■ **Provided records**
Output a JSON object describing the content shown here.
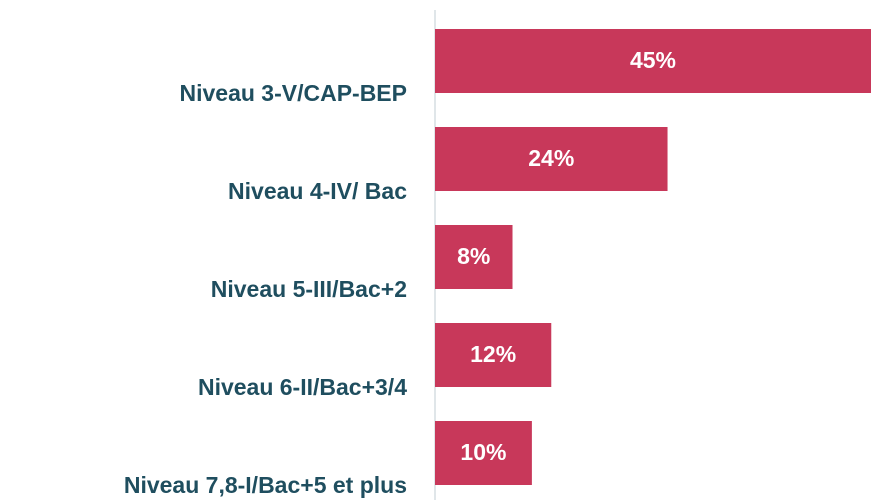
{
  "chart_data": {
    "type": "barh",
    "categories": [
      "Niveau 3-V/CAP-BEP",
      "Niveau 4-IV/ Bac",
      "Niveau 5-III/Bac+2",
      "Niveau 6-II/Bac+3/4",
      "Niveau 7,8-I/Bac+5 et plus"
    ],
    "values": [
      45,
      24,
      8,
      12,
      10
    ],
    "value_labels": [
      "45%",
      "24%",
      "8%",
      "12%",
      "10%"
    ],
    "color": "#c8385a",
    "xlim": [
      0,
      45
    ]
  }
}
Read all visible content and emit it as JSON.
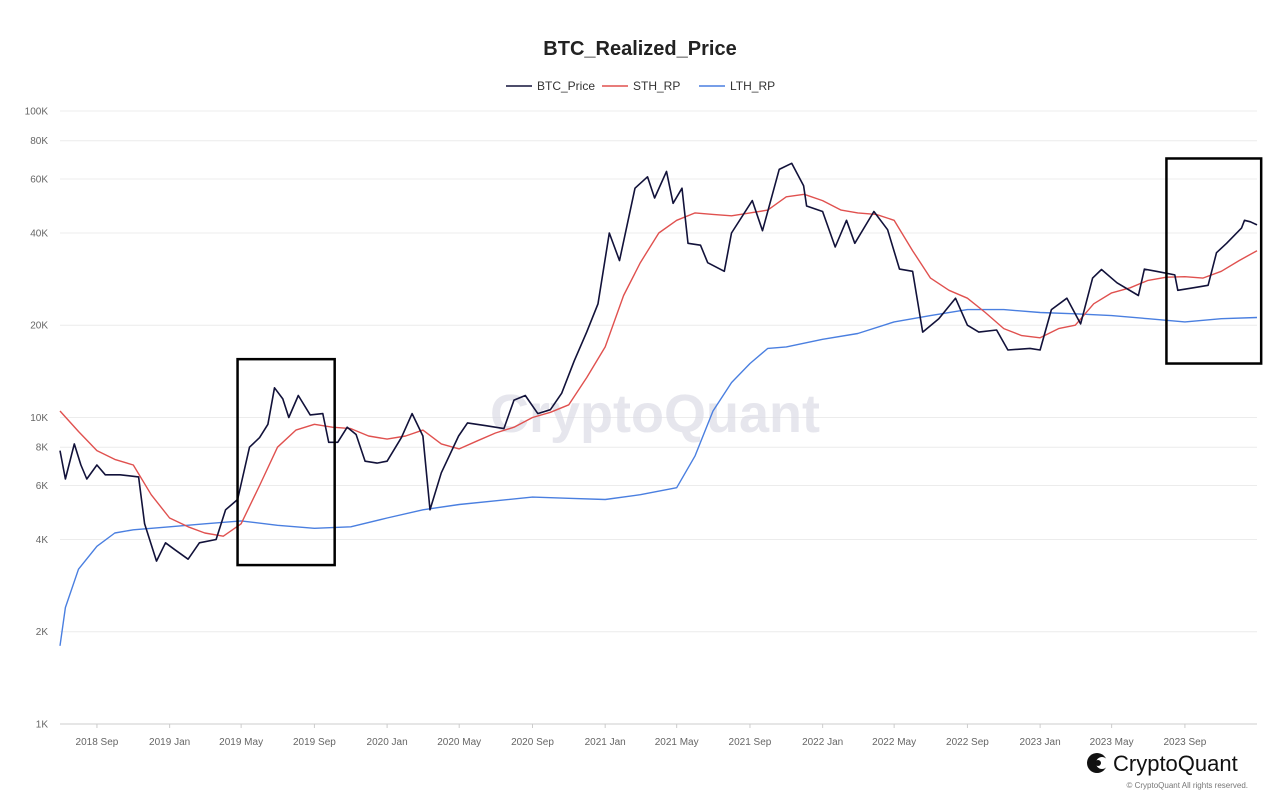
{
  "chart_data": {
    "type": "line",
    "title": "BTC_Realized_Price",
    "y_scale": "log",
    "ylim": [
      1000,
      100000
    ],
    "y_ticks": [
      {
        "v": 1000,
        "label": "1K"
      },
      {
        "v": 2000,
        "label": "2K"
      },
      {
        "v": 4000,
        "label": "4K"
      },
      {
        "v": 6000,
        "label": "6K"
      },
      {
        "v": 8000,
        "label": "8K"
      },
      {
        "v": 10000,
        "label": "10K"
      },
      {
        "v": 20000,
        "label": "20K"
      },
      {
        "v": 40000,
        "label": "40K"
      },
      {
        "v": 60000,
        "label": "60K"
      },
      {
        "v": 80000,
        "label": "80K"
      },
      {
        "v": 100000,
        "label": "100K"
      }
    ],
    "xlim": [
      "2018-07-01",
      "2023-12-31"
    ],
    "x_ticks": [
      {
        "date": "2018-09-01",
        "label": "2018 Sep"
      },
      {
        "date": "2019-01-01",
        "label": "2019 Jan"
      },
      {
        "date": "2019-05-01",
        "label": "2019 May"
      },
      {
        "date": "2019-09-01",
        "label": "2019 Sep"
      },
      {
        "date": "2020-01-01",
        "label": "2020 Jan"
      },
      {
        "date": "2020-05-01",
        "label": "2020 May"
      },
      {
        "date": "2020-09-01",
        "label": "2020 Sep"
      },
      {
        "date": "2021-01-01",
        "label": "2021 Jan"
      },
      {
        "date": "2021-05-01",
        "label": "2021 May"
      },
      {
        "date": "2021-09-01",
        "label": "2021 Sep"
      },
      {
        "date": "2022-01-01",
        "label": "2022 Jan"
      },
      {
        "date": "2022-05-01",
        "label": "2022 May"
      },
      {
        "date": "2022-09-01",
        "label": "2022 Sep"
      },
      {
        "date": "2023-01-01",
        "label": "2023 Jan"
      },
      {
        "date": "2023-05-01",
        "label": "2023 May"
      },
      {
        "date": "2023-09-01",
        "label": "2023 Sep"
      }
    ],
    "grid": true,
    "legend_position": "top-center",
    "series": [
      {
        "name": "BTC_Price",
        "color": "#12123a",
        "points": [
          [
            "2018-07-01",
            7800
          ],
          [
            "2018-07-10",
            6300
          ],
          [
            "2018-07-25",
            8200
          ],
          [
            "2018-08-05",
            7000
          ],
          [
            "2018-08-15",
            6300
          ],
          [
            "2018-09-01",
            7000
          ],
          [
            "2018-09-15",
            6500
          ],
          [
            "2018-10-10",
            6500
          ],
          [
            "2018-11-10",
            6400
          ],
          [
            "2018-11-20",
            4500
          ],
          [
            "2018-12-10",
            3400
          ],
          [
            "2018-12-25",
            3900
          ],
          [
            "2019-01-10",
            3700
          ],
          [
            "2019-02-01",
            3450
          ],
          [
            "2019-02-20",
            3900
          ],
          [
            "2019-03-20",
            4000
          ],
          [
            "2019-04-05",
            5000
          ],
          [
            "2019-04-25",
            5400
          ],
          [
            "2019-05-15",
            8000
          ],
          [
            "2019-06-01",
            8600
          ],
          [
            "2019-06-15",
            9500
          ],
          [
            "2019-06-26",
            12500
          ],
          [
            "2019-07-10",
            11500
          ],
          [
            "2019-07-20",
            10000
          ],
          [
            "2019-08-05",
            11800
          ],
          [
            "2019-08-25",
            10200
          ],
          [
            "2019-09-15",
            10300
          ],
          [
            "2019-09-25",
            8300
          ],
          [
            "2019-10-10",
            8300
          ],
          [
            "2019-10-26",
            9300
          ],
          [
            "2019-11-10",
            8800
          ],
          [
            "2019-11-25",
            7200
          ],
          [
            "2019-12-15",
            7100
          ],
          [
            "2020-01-01",
            7200
          ],
          [
            "2020-01-25",
            8600
          ],
          [
            "2020-02-12",
            10300
          ],
          [
            "2020-03-01",
            8700
          ],
          [
            "2020-03-13",
            5000
          ],
          [
            "2020-04-01",
            6600
          ],
          [
            "2020-04-30",
            8700
          ],
          [
            "2020-05-15",
            9600
          ],
          [
            "2020-06-15",
            9400
          ],
          [
            "2020-07-15",
            9200
          ],
          [
            "2020-08-01",
            11400
          ],
          [
            "2020-08-20",
            11800
          ],
          [
            "2020-09-10",
            10300
          ],
          [
            "2020-10-01",
            10600
          ],
          [
            "2020-10-20",
            12000
          ],
          [
            "2020-11-10",
            15300
          ],
          [
            "2020-12-01",
            19000
          ],
          [
            "2020-12-20",
            23500
          ],
          [
            "2021-01-08",
            40000
          ],
          [
            "2021-01-25",
            32500
          ],
          [
            "2021-02-20",
            56000
          ],
          [
            "2021-03-13",
            61000
          ],
          [
            "2021-03-25",
            52000
          ],
          [
            "2021-04-14",
            63500
          ],
          [
            "2021-04-25",
            50000
          ],
          [
            "2021-05-10",
            56000
          ],
          [
            "2021-05-20",
            37000
          ],
          [
            "2021-06-10",
            36500
          ],
          [
            "2021-06-22",
            32000
          ],
          [
            "2021-07-20",
            30000
          ],
          [
            "2021-08-01",
            40000
          ],
          [
            "2021-09-05",
            51000
          ],
          [
            "2021-09-22",
            40700
          ],
          [
            "2021-10-20",
            64500
          ],
          [
            "2021-11-10",
            67500
          ],
          [
            "2021-11-30",
            57000
          ],
          [
            "2021-12-05",
            49000
          ],
          [
            "2022-01-01",
            47000
          ],
          [
            "2022-01-22",
            36000
          ],
          [
            "2022-02-10",
            44000
          ],
          [
            "2022-02-24",
            37000
          ],
          [
            "2022-03-28",
            47000
          ],
          [
            "2022-04-20",
            41000
          ],
          [
            "2022-05-10",
            30500
          ],
          [
            "2022-06-01",
            30000
          ],
          [
            "2022-06-18",
            19000
          ],
          [
            "2022-07-15",
            21000
          ],
          [
            "2022-08-12",
            24500
          ],
          [
            "2022-09-01",
            20000
          ],
          [
            "2022-09-20",
            19000
          ],
          [
            "2022-10-20",
            19300
          ],
          [
            "2022-11-08",
            16600
          ],
          [
            "2022-12-15",
            16800
          ],
          [
            "2023-01-01",
            16600
          ],
          [
            "2023-01-20",
            22500
          ],
          [
            "2023-02-15",
            24500
          ],
          [
            "2023-03-10",
            20200
          ],
          [
            "2023-03-30",
            28500
          ],
          [
            "2023-04-14",
            30400
          ],
          [
            "2023-05-10",
            27500
          ],
          [
            "2023-06-15",
            25000
          ],
          [
            "2023-06-25",
            30500
          ],
          [
            "2023-07-15",
            30000
          ],
          [
            "2023-08-15",
            29200
          ],
          [
            "2023-08-20",
            26000
          ],
          [
            "2023-09-15",
            26500
          ],
          [
            "2023-10-10",
            27000
          ],
          [
            "2023-10-24",
            34500
          ],
          [
            "2023-11-10",
            37000
          ],
          [
            "2023-12-05",
            41500
          ],
          [
            "2023-12-10",
            44000
          ],
          [
            "2023-12-20",
            43500
          ],
          [
            "2023-12-31",
            42500
          ]
        ]
      },
      {
        "name": "STH_RP",
        "color": "#e0514f",
        "points": [
          [
            "2018-07-01",
            10500
          ],
          [
            "2018-08-01",
            9000
          ],
          [
            "2018-09-01",
            7800
          ],
          [
            "2018-10-01",
            7300
          ],
          [
            "2018-11-01",
            7000
          ],
          [
            "2018-12-01",
            5600
          ],
          [
            "2019-01-01",
            4700
          ],
          [
            "2019-02-01",
            4400
          ],
          [
            "2019-03-01",
            4200
          ],
          [
            "2019-04-01",
            4100
          ],
          [
            "2019-05-01",
            4500
          ],
          [
            "2019-06-01",
            6000
          ],
          [
            "2019-07-01",
            8000
          ],
          [
            "2019-08-01",
            9100
          ],
          [
            "2019-09-01",
            9500
          ],
          [
            "2019-10-01",
            9300
          ],
          [
            "2019-11-01",
            9200
          ],
          [
            "2019-12-01",
            8700
          ],
          [
            "2020-01-01",
            8500
          ],
          [
            "2020-02-01",
            8700
          ],
          [
            "2020-03-01",
            9100
          ],
          [
            "2020-04-01",
            8200
          ],
          [
            "2020-05-01",
            7900
          ],
          [
            "2020-06-01",
            8400
          ],
          [
            "2020-07-01",
            8900
          ],
          [
            "2020-08-01",
            9300
          ],
          [
            "2020-09-01",
            10000
          ],
          [
            "2020-10-01",
            10400
          ],
          [
            "2020-11-01",
            11000
          ],
          [
            "2020-12-01",
            13500
          ],
          [
            "2021-01-01",
            17000
          ],
          [
            "2021-02-01",
            25000
          ],
          [
            "2021-03-01",
            32000
          ],
          [
            "2021-04-01",
            40000
          ],
          [
            "2021-05-01",
            44000
          ],
          [
            "2021-06-01",
            46500
          ],
          [
            "2021-07-01",
            46000
          ],
          [
            "2021-08-01",
            45500
          ],
          [
            "2021-09-01",
            46500
          ],
          [
            "2021-10-01",
            47500
          ],
          [
            "2021-11-01",
            52500
          ],
          [
            "2021-12-01",
            53500
          ],
          [
            "2022-01-01",
            51000
          ],
          [
            "2022-02-01",
            47500
          ],
          [
            "2022-03-01",
            46500
          ],
          [
            "2022-04-01",
            46000
          ],
          [
            "2022-05-01",
            44000
          ],
          [
            "2022-06-01",
            35000
          ],
          [
            "2022-07-01",
            28500
          ],
          [
            "2022-08-01",
            26000
          ],
          [
            "2022-09-01",
            24500
          ],
          [
            "2022-10-01",
            22000
          ],
          [
            "2022-11-01",
            19500
          ],
          [
            "2022-12-01",
            18500
          ],
          [
            "2023-01-01",
            18200
          ],
          [
            "2023-02-01",
            19500
          ],
          [
            "2023-03-01",
            20000
          ],
          [
            "2023-04-01",
            23500
          ],
          [
            "2023-05-01",
            25500
          ],
          [
            "2023-06-01",
            26500
          ],
          [
            "2023-07-01",
            28000
          ],
          [
            "2023-08-01",
            28700
          ],
          [
            "2023-09-01",
            28800
          ],
          [
            "2023-10-01",
            28500
          ],
          [
            "2023-11-01",
            30000
          ],
          [
            "2023-12-01",
            32500
          ],
          [
            "2023-12-31",
            35000
          ]
        ]
      },
      {
        "name": "LTH_RP",
        "color": "#4a7fe0",
        "points": [
          [
            "2018-07-01",
            1800
          ],
          [
            "2018-07-10",
            2400
          ],
          [
            "2018-08-01",
            3200
          ],
          [
            "2018-09-01",
            3800
          ],
          [
            "2018-10-01",
            4200
          ],
          [
            "2018-11-01",
            4300
          ],
          [
            "2019-01-01",
            4400
          ],
          [
            "2019-03-01",
            4500
          ],
          [
            "2019-05-01",
            4600
          ],
          [
            "2019-07-01",
            4450
          ],
          [
            "2019-09-01",
            4350
          ],
          [
            "2019-11-01",
            4400
          ],
          [
            "2020-01-01",
            4700
          ],
          [
            "2020-03-01",
            5000
          ],
          [
            "2020-05-01",
            5200
          ],
          [
            "2020-07-01",
            5350
          ],
          [
            "2020-09-01",
            5500
          ],
          [
            "2020-11-01",
            5450
          ],
          [
            "2021-01-01",
            5400
          ],
          [
            "2021-03-01",
            5600
          ],
          [
            "2021-05-01",
            5900
          ],
          [
            "2021-06-01",
            7500
          ],
          [
            "2021-07-01",
            10500
          ],
          [
            "2021-08-01",
            13000
          ],
          [
            "2021-09-01",
            15000
          ],
          [
            "2021-10-01",
            16800
          ],
          [
            "2021-11-01",
            17000
          ],
          [
            "2022-01-01",
            18000
          ],
          [
            "2022-03-01",
            18800
          ],
          [
            "2022-05-01",
            20500
          ],
          [
            "2022-07-01",
            21500
          ],
          [
            "2022-09-01",
            22500
          ],
          [
            "2022-11-01",
            22500
          ],
          [
            "2023-01-01",
            22000
          ],
          [
            "2023-03-01",
            21800
          ],
          [
            "2023-05-01",
            21500
          ],
          [
            "2023-07-01",
            21000
          ],
          [
            "2023-09-01",
            20500
          ],
          [
            "2023-11-01",
            21000
          ],
          [
            "2023-12-31",
            21200
          ]
        ]
      }
    ],
    "annotations": [
      {
        "type": "box",
        "x0": "2019-04-25",
        "x1": "2019-10-05",
        "y0": 3300,
        "y1": 15500
      },
      {
        "type": "box",
        "x0": "2023-08-01",
        "x1": "2024-01-07",
        "y0": 15000,
        "y1": 70000
      }
    ]
  },
  "watermark": "CryptoQuant",
  "brand": {
    "name": "CryptoQuant",
    "copyright": "© CryptoQuant All rights reserved."
  }
}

■ **Exercise brief**
Only lines with "name" are wanted here; list each of them.

■ **Written answer**
        "name": "BTC_Price",
        "name": "STH_RP",
        "name": "LTH_RP",
    "name": "CryptoQuant",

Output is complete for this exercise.